Instructions to follow:
List each line of the data that holds the string "samice", please.

Data rows:
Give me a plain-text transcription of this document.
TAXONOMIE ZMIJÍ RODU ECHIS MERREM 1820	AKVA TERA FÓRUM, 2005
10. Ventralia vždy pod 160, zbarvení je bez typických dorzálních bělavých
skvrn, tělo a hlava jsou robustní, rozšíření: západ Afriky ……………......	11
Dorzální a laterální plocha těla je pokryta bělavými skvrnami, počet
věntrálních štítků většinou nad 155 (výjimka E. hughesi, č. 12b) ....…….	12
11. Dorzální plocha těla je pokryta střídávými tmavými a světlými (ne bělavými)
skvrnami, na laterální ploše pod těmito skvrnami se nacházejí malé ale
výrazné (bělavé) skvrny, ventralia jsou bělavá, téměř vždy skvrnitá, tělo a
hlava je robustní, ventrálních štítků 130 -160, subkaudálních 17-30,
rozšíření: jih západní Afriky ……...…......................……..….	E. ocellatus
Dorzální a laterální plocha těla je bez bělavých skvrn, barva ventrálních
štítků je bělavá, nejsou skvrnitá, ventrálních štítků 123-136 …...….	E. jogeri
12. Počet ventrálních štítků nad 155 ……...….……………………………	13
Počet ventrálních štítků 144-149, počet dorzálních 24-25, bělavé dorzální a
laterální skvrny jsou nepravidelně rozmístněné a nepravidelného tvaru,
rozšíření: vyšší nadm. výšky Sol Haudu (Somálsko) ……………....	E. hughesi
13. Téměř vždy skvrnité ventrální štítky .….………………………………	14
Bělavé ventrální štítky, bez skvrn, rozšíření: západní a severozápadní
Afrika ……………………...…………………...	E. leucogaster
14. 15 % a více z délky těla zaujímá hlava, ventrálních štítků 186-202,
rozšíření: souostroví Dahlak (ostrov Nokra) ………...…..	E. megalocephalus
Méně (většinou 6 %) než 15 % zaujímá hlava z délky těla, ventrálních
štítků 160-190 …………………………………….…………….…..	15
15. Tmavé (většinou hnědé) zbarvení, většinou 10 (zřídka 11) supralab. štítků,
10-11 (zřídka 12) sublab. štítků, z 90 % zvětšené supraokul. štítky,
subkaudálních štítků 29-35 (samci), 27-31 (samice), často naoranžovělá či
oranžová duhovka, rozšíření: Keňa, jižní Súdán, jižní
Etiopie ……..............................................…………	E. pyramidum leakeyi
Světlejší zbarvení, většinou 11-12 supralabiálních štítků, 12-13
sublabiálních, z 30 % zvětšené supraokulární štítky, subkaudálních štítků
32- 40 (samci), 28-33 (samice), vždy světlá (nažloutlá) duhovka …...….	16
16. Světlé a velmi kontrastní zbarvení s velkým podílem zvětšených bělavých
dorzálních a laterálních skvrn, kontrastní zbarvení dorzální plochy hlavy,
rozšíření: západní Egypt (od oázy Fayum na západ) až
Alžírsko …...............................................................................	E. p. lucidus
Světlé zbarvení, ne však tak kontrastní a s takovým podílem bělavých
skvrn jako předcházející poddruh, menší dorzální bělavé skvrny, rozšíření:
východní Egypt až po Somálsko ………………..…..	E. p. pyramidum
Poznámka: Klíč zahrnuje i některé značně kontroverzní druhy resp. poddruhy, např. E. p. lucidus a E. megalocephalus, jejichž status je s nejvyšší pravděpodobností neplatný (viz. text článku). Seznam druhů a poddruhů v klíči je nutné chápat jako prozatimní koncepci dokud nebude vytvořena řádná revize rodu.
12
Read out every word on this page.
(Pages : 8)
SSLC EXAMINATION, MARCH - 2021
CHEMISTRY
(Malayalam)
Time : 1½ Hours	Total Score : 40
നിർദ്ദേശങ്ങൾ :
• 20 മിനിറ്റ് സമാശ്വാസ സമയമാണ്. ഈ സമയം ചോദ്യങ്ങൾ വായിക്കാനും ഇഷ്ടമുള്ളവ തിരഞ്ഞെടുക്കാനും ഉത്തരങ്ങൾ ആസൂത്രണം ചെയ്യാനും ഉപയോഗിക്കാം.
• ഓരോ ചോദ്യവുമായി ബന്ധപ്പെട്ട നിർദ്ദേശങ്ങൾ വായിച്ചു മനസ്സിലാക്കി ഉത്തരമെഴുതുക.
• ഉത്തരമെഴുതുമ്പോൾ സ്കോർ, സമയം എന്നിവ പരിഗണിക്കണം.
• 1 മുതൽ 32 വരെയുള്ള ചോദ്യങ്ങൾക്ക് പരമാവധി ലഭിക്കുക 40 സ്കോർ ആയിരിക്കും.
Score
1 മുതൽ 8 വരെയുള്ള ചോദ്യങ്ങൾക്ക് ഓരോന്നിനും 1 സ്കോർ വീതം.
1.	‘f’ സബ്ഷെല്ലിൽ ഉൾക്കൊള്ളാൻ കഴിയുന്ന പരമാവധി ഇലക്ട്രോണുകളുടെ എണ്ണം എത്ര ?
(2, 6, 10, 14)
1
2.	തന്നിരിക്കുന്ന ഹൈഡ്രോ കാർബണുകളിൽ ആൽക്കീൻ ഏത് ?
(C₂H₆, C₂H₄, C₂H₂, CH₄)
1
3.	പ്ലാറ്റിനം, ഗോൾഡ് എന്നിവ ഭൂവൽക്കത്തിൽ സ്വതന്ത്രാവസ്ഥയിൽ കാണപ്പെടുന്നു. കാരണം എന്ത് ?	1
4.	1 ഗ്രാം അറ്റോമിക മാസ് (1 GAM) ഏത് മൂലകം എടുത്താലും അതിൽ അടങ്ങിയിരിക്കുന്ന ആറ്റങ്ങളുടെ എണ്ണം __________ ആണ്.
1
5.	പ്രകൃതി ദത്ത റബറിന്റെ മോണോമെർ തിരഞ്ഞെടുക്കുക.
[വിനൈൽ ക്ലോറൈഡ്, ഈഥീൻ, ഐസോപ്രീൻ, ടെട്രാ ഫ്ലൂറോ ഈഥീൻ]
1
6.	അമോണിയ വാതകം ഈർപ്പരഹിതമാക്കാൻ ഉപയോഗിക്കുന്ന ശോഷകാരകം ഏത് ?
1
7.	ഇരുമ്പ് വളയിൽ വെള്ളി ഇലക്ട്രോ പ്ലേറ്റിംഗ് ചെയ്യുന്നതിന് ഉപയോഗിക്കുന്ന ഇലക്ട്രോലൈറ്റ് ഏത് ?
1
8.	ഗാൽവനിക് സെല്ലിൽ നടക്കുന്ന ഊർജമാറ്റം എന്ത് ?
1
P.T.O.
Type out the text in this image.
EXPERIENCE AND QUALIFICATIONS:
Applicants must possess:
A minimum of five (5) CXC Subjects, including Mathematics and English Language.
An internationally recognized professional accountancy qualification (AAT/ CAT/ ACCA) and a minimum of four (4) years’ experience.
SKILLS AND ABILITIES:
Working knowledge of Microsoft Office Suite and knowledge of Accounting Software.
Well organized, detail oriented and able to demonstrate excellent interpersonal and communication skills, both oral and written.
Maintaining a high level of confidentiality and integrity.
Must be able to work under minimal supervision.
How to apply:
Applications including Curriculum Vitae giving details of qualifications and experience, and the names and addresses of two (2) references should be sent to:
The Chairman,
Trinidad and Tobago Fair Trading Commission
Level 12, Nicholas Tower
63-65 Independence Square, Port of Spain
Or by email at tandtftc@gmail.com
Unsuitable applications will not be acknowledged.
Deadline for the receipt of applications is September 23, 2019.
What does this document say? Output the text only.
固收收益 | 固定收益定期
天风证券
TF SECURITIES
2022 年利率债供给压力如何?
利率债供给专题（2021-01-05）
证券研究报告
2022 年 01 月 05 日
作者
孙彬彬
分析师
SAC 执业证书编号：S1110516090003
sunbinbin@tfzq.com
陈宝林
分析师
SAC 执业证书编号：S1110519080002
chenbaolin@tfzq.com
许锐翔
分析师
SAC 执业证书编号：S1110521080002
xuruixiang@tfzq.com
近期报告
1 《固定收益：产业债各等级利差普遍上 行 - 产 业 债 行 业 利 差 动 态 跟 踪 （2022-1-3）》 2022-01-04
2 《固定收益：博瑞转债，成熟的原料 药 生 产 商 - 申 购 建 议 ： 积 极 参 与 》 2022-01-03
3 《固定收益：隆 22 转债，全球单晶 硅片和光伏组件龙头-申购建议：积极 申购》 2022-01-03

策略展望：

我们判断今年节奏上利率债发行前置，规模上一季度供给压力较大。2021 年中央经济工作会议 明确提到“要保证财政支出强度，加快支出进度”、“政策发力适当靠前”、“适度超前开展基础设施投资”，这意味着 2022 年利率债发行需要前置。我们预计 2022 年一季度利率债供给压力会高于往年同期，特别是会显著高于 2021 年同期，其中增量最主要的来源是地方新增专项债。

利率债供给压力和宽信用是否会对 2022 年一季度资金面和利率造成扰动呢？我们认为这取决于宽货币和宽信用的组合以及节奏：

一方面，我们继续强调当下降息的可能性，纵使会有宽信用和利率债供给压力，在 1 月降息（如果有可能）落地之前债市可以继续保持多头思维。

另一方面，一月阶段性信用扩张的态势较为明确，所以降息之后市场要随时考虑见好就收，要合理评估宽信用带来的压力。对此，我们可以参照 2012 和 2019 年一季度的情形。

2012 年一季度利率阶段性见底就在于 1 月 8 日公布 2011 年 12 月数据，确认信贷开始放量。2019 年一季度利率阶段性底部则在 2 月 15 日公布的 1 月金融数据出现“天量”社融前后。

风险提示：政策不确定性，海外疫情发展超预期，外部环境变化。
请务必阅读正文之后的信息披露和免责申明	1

Answer:
subkaudálních štítků 29-35 (samci), 27-31 (samice), často naoranžovělá či
32- 40 (samci), 28-33 (samice), vždy světlá (nažloutlá) duhovka …...….	16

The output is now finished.